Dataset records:

-=-=-

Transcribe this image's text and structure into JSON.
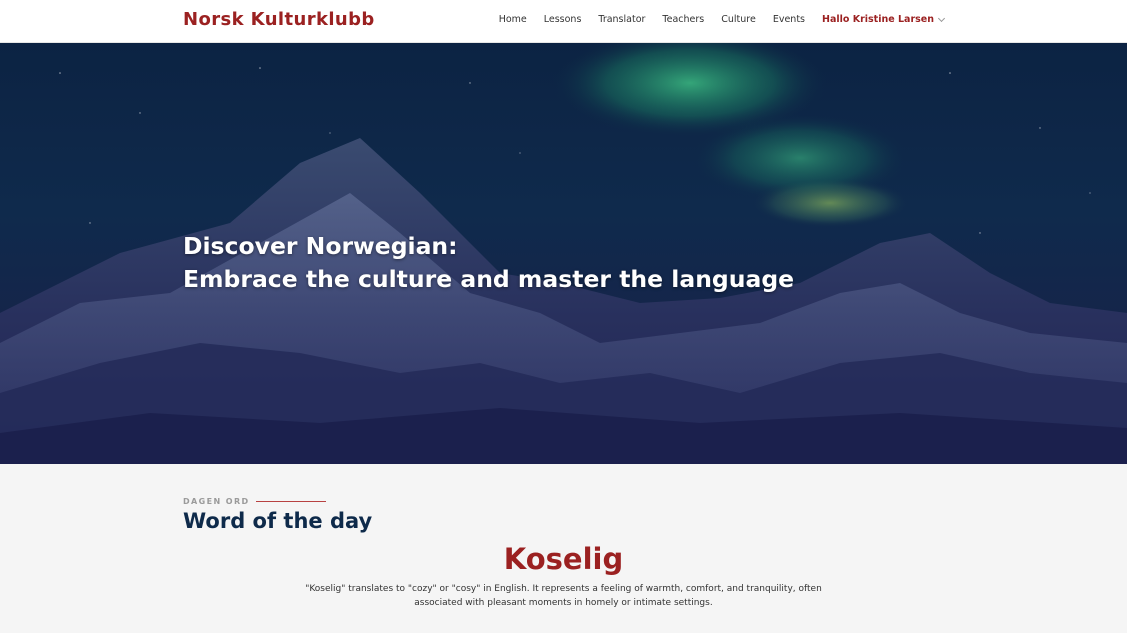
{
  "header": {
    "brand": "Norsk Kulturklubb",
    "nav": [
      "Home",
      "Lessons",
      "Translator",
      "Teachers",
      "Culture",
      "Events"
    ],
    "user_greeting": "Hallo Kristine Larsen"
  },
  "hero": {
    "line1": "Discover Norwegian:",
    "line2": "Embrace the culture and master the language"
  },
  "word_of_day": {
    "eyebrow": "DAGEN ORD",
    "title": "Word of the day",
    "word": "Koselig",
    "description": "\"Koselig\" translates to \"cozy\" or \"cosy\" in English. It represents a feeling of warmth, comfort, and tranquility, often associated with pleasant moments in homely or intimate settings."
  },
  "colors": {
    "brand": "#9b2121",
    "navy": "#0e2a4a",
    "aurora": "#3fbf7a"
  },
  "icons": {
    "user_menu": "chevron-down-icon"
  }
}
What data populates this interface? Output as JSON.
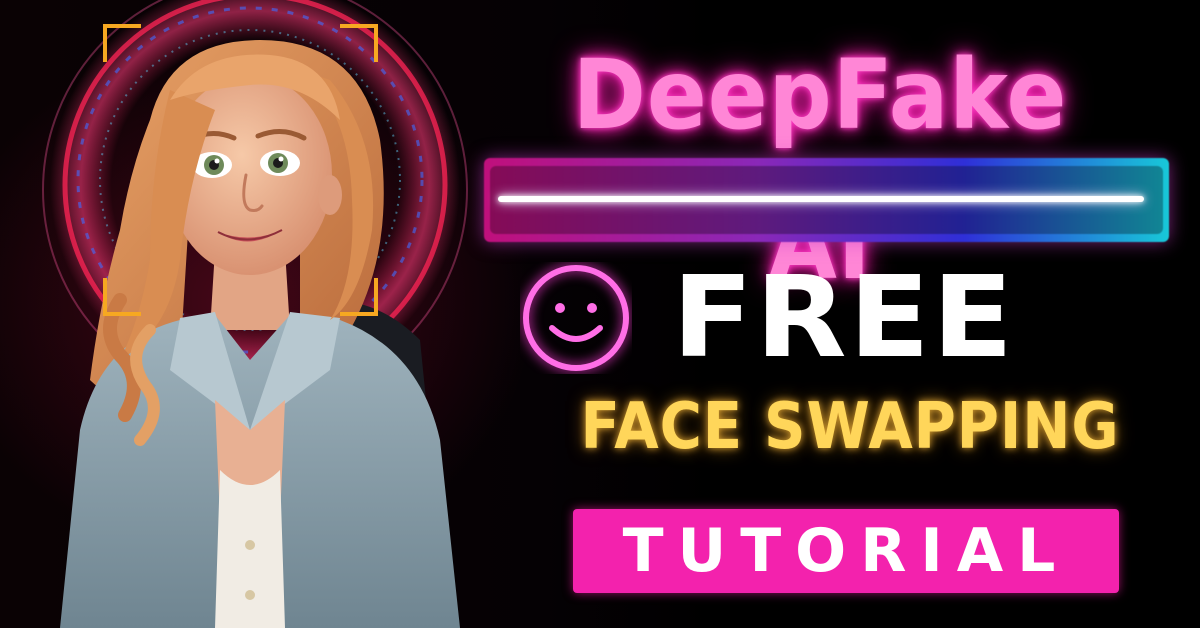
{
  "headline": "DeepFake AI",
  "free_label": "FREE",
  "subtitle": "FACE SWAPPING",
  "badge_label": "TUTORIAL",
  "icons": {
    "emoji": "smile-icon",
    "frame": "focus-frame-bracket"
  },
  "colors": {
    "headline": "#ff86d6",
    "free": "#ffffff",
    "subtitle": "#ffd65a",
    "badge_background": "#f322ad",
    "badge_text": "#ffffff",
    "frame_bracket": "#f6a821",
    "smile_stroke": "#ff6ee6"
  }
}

-=-=-

### Work to be completed
Nothing but the lines from the one holding "What data populates" through the last line of the entries should be written out, exactly and inclusively, minus the pictures.

### Solution for this exercise
What data populates this interface? Output as JSON.
{
  "headline": "DeepFake AI",
  "free_label": "FREE",
  "subtitle": "FACE SWAPPING",
  "badge_label": "TUTORIAL",
  "icons": {
    "emoji": "smile-icon",
    "frame": "focus-frame-bracket"
  },
  "colors": {
    "headline": "#ff86d6",
    "free": "#ffffff",
    "subtitle": "#ffd65a",
    "badge_background": "#f322ad",
    "badge_text": "#ffffff",
    "frame_bracket": "#f6a821",
    "smile_stroke": "#ff6ee6"
  }
}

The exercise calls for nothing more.